**STATED GOAL**
From the entries that follow, list every line in which the string "servizi" appears.

(Items from a data source)

--*--

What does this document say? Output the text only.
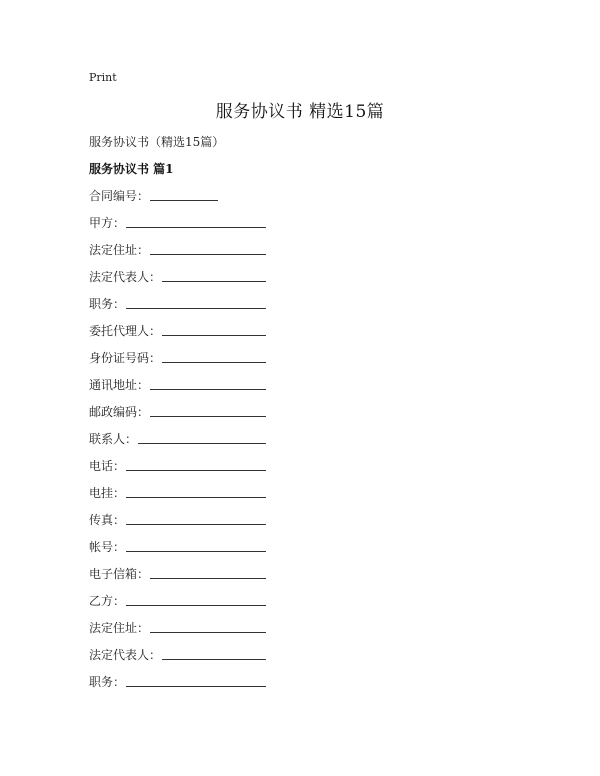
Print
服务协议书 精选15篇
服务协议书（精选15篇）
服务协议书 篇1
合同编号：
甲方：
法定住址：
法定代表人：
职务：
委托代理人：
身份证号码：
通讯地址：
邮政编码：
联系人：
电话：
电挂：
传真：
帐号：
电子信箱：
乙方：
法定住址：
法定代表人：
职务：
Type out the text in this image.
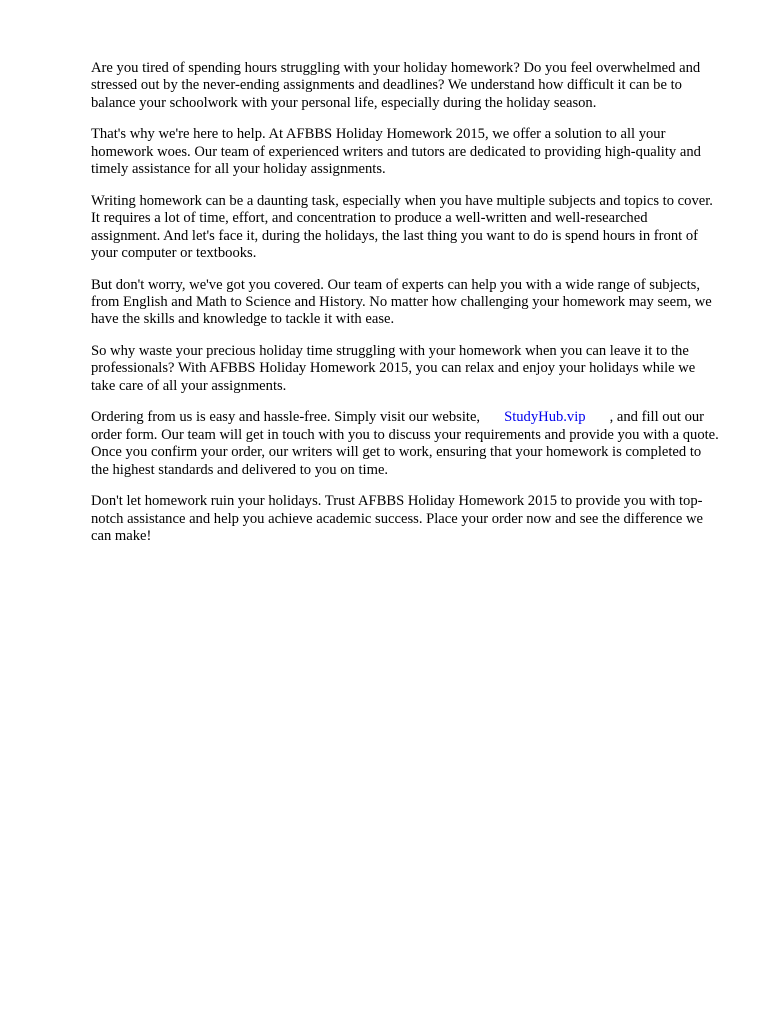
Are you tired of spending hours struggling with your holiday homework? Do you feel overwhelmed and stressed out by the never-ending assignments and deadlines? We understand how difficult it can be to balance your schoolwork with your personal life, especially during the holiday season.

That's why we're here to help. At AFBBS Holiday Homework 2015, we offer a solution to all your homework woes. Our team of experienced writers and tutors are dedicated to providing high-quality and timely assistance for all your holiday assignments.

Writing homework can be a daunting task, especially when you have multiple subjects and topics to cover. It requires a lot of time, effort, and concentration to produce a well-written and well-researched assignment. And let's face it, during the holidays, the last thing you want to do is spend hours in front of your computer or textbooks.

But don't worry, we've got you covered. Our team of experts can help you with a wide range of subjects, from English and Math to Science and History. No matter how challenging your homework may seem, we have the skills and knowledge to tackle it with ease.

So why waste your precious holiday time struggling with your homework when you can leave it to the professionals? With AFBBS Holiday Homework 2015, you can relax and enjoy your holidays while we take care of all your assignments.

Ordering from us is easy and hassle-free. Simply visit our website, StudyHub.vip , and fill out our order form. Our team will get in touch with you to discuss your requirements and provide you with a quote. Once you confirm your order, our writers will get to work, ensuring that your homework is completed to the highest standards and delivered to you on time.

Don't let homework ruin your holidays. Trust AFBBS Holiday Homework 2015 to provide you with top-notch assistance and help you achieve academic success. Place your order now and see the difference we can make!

--*--

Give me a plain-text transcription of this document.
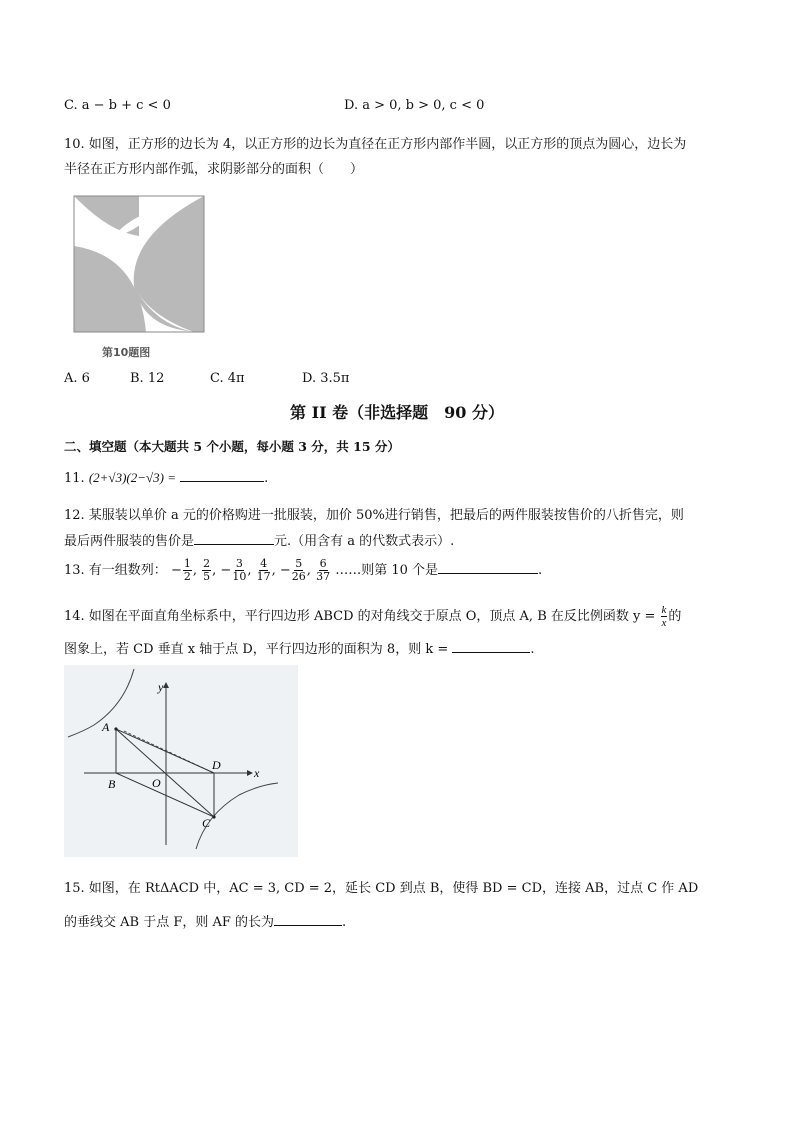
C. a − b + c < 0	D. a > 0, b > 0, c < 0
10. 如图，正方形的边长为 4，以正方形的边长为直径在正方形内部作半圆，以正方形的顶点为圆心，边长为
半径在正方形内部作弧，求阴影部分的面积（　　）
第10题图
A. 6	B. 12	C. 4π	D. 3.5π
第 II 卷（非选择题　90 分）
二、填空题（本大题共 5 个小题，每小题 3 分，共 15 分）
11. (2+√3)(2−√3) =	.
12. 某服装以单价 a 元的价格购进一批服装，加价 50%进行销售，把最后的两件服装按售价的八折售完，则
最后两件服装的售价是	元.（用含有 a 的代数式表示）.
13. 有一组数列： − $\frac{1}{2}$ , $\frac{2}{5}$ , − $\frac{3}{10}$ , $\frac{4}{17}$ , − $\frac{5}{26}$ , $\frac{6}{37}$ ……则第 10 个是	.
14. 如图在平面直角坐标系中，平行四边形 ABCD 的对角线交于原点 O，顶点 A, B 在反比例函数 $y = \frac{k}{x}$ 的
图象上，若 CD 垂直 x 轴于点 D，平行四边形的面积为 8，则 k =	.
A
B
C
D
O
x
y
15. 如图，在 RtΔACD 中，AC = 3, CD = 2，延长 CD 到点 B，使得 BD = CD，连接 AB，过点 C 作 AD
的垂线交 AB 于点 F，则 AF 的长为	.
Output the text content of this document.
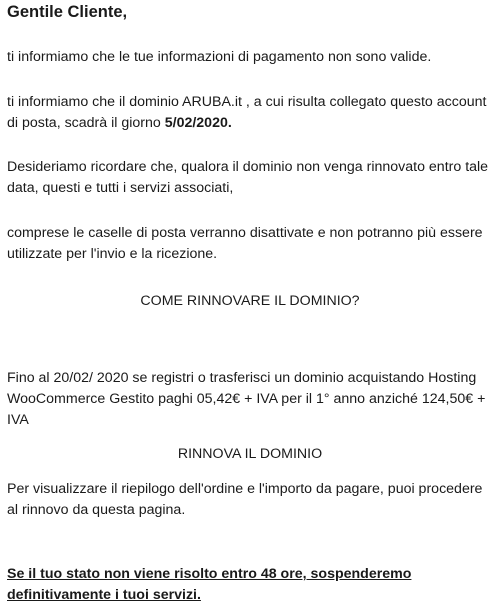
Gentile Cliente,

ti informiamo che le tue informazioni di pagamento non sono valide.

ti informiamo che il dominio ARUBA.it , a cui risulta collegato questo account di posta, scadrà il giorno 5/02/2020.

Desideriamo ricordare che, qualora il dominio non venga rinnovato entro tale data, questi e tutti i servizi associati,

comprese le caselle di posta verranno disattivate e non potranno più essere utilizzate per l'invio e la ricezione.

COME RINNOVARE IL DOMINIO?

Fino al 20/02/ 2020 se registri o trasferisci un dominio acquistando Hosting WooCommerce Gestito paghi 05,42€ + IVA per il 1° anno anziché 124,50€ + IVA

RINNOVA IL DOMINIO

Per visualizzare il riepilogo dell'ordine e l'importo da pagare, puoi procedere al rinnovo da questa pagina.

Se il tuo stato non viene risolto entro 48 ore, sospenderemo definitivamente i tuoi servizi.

--*--

**TASK SOLUTION**
Desideriamo ricordare che, qualora il dominio non venga rinnovato entro tale data, questi e tutti i servizi associati,
Se il tuo stato non viene risolto entro 48 ore, sospenderemo definitivamente i tuoi servizi.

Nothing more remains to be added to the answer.